For the listing below, give the count of lines containing the string "المـادة" and nothing else.

[BEGIN Data records]

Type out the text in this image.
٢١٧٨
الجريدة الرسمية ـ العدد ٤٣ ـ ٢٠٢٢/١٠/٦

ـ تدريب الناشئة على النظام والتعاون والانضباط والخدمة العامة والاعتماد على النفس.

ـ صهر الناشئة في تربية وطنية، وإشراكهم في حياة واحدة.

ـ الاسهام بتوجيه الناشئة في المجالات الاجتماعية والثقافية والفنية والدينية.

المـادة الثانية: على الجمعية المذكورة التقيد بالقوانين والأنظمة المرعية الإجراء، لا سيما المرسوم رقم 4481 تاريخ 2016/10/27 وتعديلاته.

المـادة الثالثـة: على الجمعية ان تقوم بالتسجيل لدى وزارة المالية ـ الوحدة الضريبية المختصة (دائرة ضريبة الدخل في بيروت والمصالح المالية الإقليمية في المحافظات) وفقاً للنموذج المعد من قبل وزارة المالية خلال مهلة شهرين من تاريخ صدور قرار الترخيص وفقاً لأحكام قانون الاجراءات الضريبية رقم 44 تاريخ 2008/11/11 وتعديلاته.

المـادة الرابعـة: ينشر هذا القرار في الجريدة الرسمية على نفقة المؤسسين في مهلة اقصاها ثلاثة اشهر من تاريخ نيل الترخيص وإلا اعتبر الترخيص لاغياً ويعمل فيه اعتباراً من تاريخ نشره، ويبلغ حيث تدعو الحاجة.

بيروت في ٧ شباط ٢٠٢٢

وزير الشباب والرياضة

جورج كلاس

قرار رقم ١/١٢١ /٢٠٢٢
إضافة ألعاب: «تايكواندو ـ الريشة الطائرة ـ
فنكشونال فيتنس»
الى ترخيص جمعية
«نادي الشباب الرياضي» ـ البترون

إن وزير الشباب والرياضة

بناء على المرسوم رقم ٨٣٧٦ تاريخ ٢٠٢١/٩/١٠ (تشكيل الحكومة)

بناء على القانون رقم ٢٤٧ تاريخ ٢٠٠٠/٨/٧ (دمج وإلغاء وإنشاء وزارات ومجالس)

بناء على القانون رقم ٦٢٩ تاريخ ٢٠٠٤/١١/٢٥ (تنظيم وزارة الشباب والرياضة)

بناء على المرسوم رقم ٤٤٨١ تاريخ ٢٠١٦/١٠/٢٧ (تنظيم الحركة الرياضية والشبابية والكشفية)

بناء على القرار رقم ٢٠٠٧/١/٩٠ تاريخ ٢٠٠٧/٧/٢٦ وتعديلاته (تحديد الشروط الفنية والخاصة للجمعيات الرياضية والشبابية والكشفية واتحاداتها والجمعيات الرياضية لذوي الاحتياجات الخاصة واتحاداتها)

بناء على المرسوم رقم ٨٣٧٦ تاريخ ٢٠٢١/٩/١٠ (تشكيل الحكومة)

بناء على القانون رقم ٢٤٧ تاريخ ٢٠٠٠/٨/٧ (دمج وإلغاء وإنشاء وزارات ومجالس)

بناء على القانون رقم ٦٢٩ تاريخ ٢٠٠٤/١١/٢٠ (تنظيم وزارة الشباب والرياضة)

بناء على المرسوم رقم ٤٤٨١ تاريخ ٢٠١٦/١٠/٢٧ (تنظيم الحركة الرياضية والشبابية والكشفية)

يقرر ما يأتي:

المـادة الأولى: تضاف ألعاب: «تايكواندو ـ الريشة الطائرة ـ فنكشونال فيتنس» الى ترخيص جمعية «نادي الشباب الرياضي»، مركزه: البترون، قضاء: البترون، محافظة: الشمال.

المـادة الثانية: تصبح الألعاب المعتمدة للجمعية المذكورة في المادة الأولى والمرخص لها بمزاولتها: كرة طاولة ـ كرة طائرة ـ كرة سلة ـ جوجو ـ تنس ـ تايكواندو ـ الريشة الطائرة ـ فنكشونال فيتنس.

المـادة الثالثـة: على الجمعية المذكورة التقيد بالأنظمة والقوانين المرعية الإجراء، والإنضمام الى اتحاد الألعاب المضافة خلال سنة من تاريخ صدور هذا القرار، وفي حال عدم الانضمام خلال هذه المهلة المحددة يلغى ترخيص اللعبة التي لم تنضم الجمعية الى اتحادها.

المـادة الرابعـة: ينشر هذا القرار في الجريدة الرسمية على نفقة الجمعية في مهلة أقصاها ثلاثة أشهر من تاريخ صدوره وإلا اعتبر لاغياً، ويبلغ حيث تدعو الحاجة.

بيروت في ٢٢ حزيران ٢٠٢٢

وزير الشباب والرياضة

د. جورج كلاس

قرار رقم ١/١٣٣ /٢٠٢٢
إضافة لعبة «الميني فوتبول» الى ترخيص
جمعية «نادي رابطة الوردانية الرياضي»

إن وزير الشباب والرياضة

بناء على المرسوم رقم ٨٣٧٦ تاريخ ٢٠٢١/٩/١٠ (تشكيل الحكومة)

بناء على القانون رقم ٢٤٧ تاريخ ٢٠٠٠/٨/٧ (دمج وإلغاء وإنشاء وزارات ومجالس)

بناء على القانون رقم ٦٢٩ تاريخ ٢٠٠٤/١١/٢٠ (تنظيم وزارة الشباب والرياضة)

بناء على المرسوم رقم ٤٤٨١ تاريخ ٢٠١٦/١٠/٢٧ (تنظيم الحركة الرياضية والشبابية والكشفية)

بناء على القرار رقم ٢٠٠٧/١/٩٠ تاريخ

[END Data records]

- **Reply to the exercise**
7